(Figure dataset records)

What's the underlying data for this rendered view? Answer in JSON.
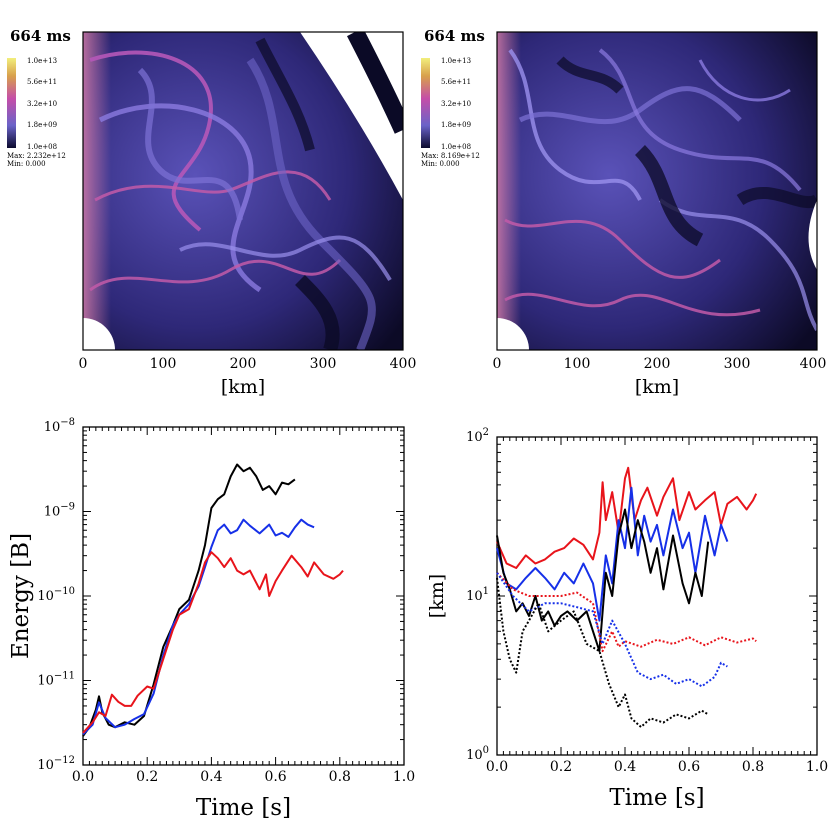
{
  "panels": [
    {
      "id": "top-left",
      "time_label": "664 ms",
      "colorbar_labels": [
        "1.0e+13",
        "5.6e+11",
        "3.2e+10",
        "1.8e+09",
        "1.0e+08"
      ],
      "max_label": "Max:  2.232e+12",
      "min_label": "Min:  0.000",
      "x_ticks": [
        "0",
        "100",
        "200",
        "300",
        "400"
      ],
      "xlabel": "[km]"
    },
    {
      "id": "top-right",
      "time_label": "664 ms",
      "colorbar_labels": [
        "1.0e+13",
        "5.6e+11",
        "3.2e+10",
        "1.8e+09",
        "1.0e+08"
      ],
      "max_label": "Max:  8.169e+12",
      "min_label": "Min:  0.000",
      "x_ticks": [
        "0",
        "100",
        "200",
        "300",
        "400"
      ],
      "xlabel": "[km]"
    }
  ],
  "colors": {
    "black": "#000000",
    "red": "#e8141b",
    "blue": "#1630e8",
    "field_dark": "#08061c",
    "field_mid": "#4a3f9e",
    "field_light": "#8c86e6",
    "field_pink": "#b44fb0"
  },
  "chart_data": [
    {
      "type": "line",
      "panel": "bottom-left",
      "xlabel": "Time [s]",
      "ylabel": "Energy [B]",
      "xlim": [
        0.0,
        1.0
      ],
      "ylim": [
        1e-12,
        1e-08
      ],
      "yscale": "log",
      "x_ticks": [
        "0.0",
        "0.2",
        "0.4",
        "0.6",
        "0.8",
        "1.0"
      ],
      "y_ticks": [
        {
          "base": "10",
          "exp": "−8",
          "value": 1e-08
        },
        {
          "base": "10",
          "exp": "−9",
          "value": 1e-09
        },
        {
          "base": "10",
          "exp": "−10",
          "value": 1e-10
        },
        {
          "base": "10",
          "exp": "−11",
          "value": 1e-11
        },
        {
          "base": "10",
          "exp": "−12",
          "value": 1e-12
        }
      ],
      "series": [
        {
          "name": "black",
          "color": "#000000",
          "style": "solid",
          "x": [
            0.0,
            0.02,
            0.04,
            0.05,
            0.06,
            0.08,
            0.1,
            0.13,
            0.16,
            0.19,
            0.22,
            0.25,
            0.28,
            0.3,
            0.33,
            0.36,
            0.38,
            0.4,
            0.42,
            0.44,
            0.46,
            0.48,
            0.5,
            0.52,
            0.54,
            0.56,
            0.58,
            0.6,
            0.62,
            0.64,
            0.66
          ],
          "y": [
            2.2e-12,
            2.8e-12,
            4.5e-12,
            6.5e-12,
            4.2e-12,
            3e-12,
            2.8e-12,
            3.2e-12,
            3e-12,
            3.8e-12,
            9e-12,
            2.5e-11,
            4.5e-11,
            7e-11,
            9e-11,
            2e-10,
            4e-10,
            1.1e-09,
            1.4e-09,
            1.6e-09,
            2.6e-09,
            3.6e-09,
            3e-09,
            3.3e-09,
            2.6e-09,
            1.8e-09,
            2e-09,
            1.6e-09,
            2.2e-09,
            2.1e-09,
            2.4e-09
          ]
        },
        {
          "name": "blue",
          "color": "#1630e8",
          "style": "solid",
          "x": [
            0.0,
            0.03,
            0.05,
            0.07,
            0.1,
            0.13,
            0.16,
            0.19,
            0.22,
            0.25,
            0.28,
            0.3,
            0.33,
            0.36,
            0.38,
            0.4,
            0.42,
            0.44,
            0.46,
            0.48,
            0.5,
            0.52,
            0.55,
            0.58,
            0.6,
            0.62,
            0.64,
            0.66,
            0.68,
            0.7,
            0.72
          ],
          "y": [
            2.3e-12,
            3e-12,
            5.5e-12,
            3.6e-12,
            2.8e-12,
            3e-12,
            3.5e-12,
            4e-12,
            7e-12,
            2e-11,
            4.5e-11,
            6e-11,
            8e-11,
            1.3e-10,
            2.2e-10,
            3.8e-10,
            6e-10,
            7e-10,
            5.5e-10,
            6e-10,
            8e-10,
            6.8e-10,
            5.5e-10,
            7e-10,
            5.2e-10,
            5.6e-10,
            5e-10,
            6.5e-10,
            8e-10,
            7e-10,
            6.5e-10
          ]
        },
        {
          "name": "red",
          "color": "#e8141b",
          "style": "solid",
          "x": [
            0.0,
            0.03,
            0.05,
            0.07,
            0.09,
            0.11,
            0.13,
            0.15,
            0.17,
            0.2,
            0.22,
            0.25,
            0.28,
            0.3,
            0.33,
            0.36,
            0.38,
            0.4,
            0.42,
            0.44,
            0.46,
            0.48,
            0.5,
            0.52,
            0.55,
            0.57,
            0.58,
            0.6,
            0.62,
            0.65,
            0.68,
            0.7,
            0.72,
            0.75,
            0.78,
            0.8,
            0.81
          ],
          "y": [
            2.4e-12,
            3.2e-12,
            4.2e-12,
            3.8e-12,
            6.8e-12,
            5.6e-12,
            5e-12,
            5e-12,
            6.6e-12,
            8.5e-12,
            8e-12,
            1.8e-11,
            4e-11,
            6e-11,
            7e-11,
            1.4e-10,
            2.5e-10,
            3.3e-10,
            2.8e-10,
            2.2e-10,
            2.8e-10,
            2e-10,
            1.8e-10,
            2e-10,
            1.2e-10,
            1.8e-10,
            1e-10,
            1.5e-10,
            2e-10,
            3e-10,
            2.2e-10,
            1.7e-10,
            2.5e-10,
            1.8e-10,
            1.6e-10,
            1.8e-10,
            2e-10
          ]
        }
      ]
    },
    {
      "type": "line",
      "panel": "bottom-right",
      "xlabel": "Time [s]",
      "ylabel": "[km]",
      "xlim": [
        0.0,
        1.0
      ],
      "ylim": [
        1,
        100
      ],
      "yscale": "log",
      "x_ticks": [
        "0.0",
        "0.2",
        "0.4",
        "0.6",
        "0.8",
        "1.0"
      ],
      "y_ticks": [
        {
          "base": "10",
          "exp": "2",
          "value": 100
        },
        {
          "base": "10",
          "exp": "1",
          "value": 10
        },
        {
          "base": "10",
          "exp": "0",
          "value": 1
        }
      ],
      "series": [
        {
          "name": "red-solid",
          "color": "#e8141b",
          "style": "solid",
          "x": [
            0.0,
            0.03,
            0.06,
            0.09,
            0.12,
            0.15,
            0.18,
            0.21,
            0.24,
            0.27,
            0.3,
            0.32,
            0.33,
            0.34,
            0.36,
            0.38,
            0.4,
            0.41,
            0.43,
            0.45,
            0.47,
            0.5,
            0.52,
            0.55,
            0.57,
            0.6,
            0.62,
            0.65,
            0.68,
            0.7,
            0.72,
            0.75,
            0.78,
            0.8,
            0.81
          ],
          "y": [
            22,
            16,
            15,
            18,
            16,
            17,
            19,
            20,
            23,
            21,
            17,
            25,
            52,
            30,
            45,
            25,
            55,
            64,
            30,
            40,
            48,
            32,
            42,
            55,
            30,
            45,
            35,
            40,
            45,
            28,
            38,
            42,
            35,
            40,
            44
          ]
        },
        {
          "name": "blue-solid",
          "color": "#1630e8",
          "style": "solid",
          "x": [
            0.0,
            0.03,
            0.06,
            0.09,
            0.12,
            0.15,
            0.18,
            0.21,
            0.24,
            0.27,
            0.3,
            0.32,
            0.34,
            0.36,
            0.38,
            0.4,
            0.42,
            0.44,
            0.46,
            0.48,
            0.5,
            0.52,
            0.55,
            0.58,
            0.6,
            0.62,
            0.65,
            0.68,
            0.7,
            0.72
          ],
          "y": [
            20,
            12,
            11,
            13,
            15,
            13,
            11,
            14,
            12,
            16,
            12,
            7,
            18,
            12,
            30,
            20,
            48,
            18,
            32,
            22,
            28,
            18,
            35,
            20,
            25,
            14,
            32,
            18,
            28,
            22
          ]
        },
        {
          "name": "black-solid",
          "color": "#000000",
          "style": "solid",
          "x": [
            0.0,
            0.02,
            0.04,
            0.06,
            0.08,
            0.1,
            0.12,
            0.14,
            0.16,
            0.18,
            0.2,
            0.22,
            0.25,
            0.28,
            0.3,
            0.32,
            0.34,
            0.36,
            0.38,
            0.4,
            0.42,
            0.44,
            0.46,
            0.48,
            0.5,
            0.52,
            0.55,
            0.58,
            0.6,
            0.62,
            0.64,
            0.66
          ],
          "y": [
            24,
            14,
            11,
            8,
            9,
            7.5,
            10,
            7,
            8,
            6.5,
            7.5,
            8,
            7,
            8,
            6,
            4.5,
            14,
            10,
            24,
            35,
            20,
            30,
            22,
            14,
            20,
            11,
            24,
            12,
            9,
            14,
            10,
            22
          ]
        },
        {
          "name": "red-dotted",
          "color": "#e8141b",
          "style": "dotted",
          "x": [
            0.0,
            0.05,
            0.1,
            0.15,
            0.2,
            0.25,
            0.3,
            0.33,
            0.36,
            0.38,
            0.4,
            0.45,
            0.5,
            0.55,
            0.6,
            0.65,
            0.7,
            0.75,
            0.8,
            0.81
          ],
          "y": [
            14,
            11,
            10,
            10,
            10,
            10.5,
            9,
            4.5,
            6,
            4.8,
            5.2,
            4.8,
            5.3,
            5.0,
            5.5,
            4.9,
            5.5,
            5.1,
            5.4,
            5.2
          ]
        },
        {
          "name": "blue-dotted",
          "color": "#1630e8",
          "style": "dotted",
          "x": [
            0.0,
            0.05,
            0.1,
            0.15,
            0.2,
            0.25,
            0.3,
            0.33,
            0.36,
            0.4,
            0.44,
            0.48,
            0.52,
            0.56,
            0.6,
            0.64,
            0.68,
            0.7,
            0.72
          ],
          "y": [
            14,
            10,
            8,
            9,
            9,
            8.5,
            8,
            5,
            7,
            5,
            3.3,
            3.0,
            3.2,
            2.8,
            3.0,
            2.7,
            3.1,
            3.8,
            3.6
          ]
        },
        {
          "name": "black-dotted",
          "color": "#000000",
          "style": "dotted",
          "x": [
            0.0,
            0.02,
            0.04,
            0.06,
            0.08,
            0.1,
            0.13,
            0.16,
            0.2,
            0.24,
            0.28,
            0.32,
            0.35,
            0.38,
            0.4,
            0.42,
            0.45,
            0.48,
            0.52,
            0.56,
            0.6,
            0.64,
            0.66
          ],
          "y": [
            13,
            6,
            4,
            3.3,
            6,
            7,
            9,
            6,
            7,
            8,
            5,
            4.5,
            2.8,
            2.0,
            2.4,
            1.7,
            1.5,
            1.7,
            1.6,
            1.8,
            1.7,
            1.9,
            1.8
          ]
        }
      ]
    }
  ]
}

§ **Exercise aim**
Report all lines of the material that contain the word "black".

§ **Final result**
    "black": "#000000",
          "name": "black",
          "name": "black-solid",
          "name": "black-dotted",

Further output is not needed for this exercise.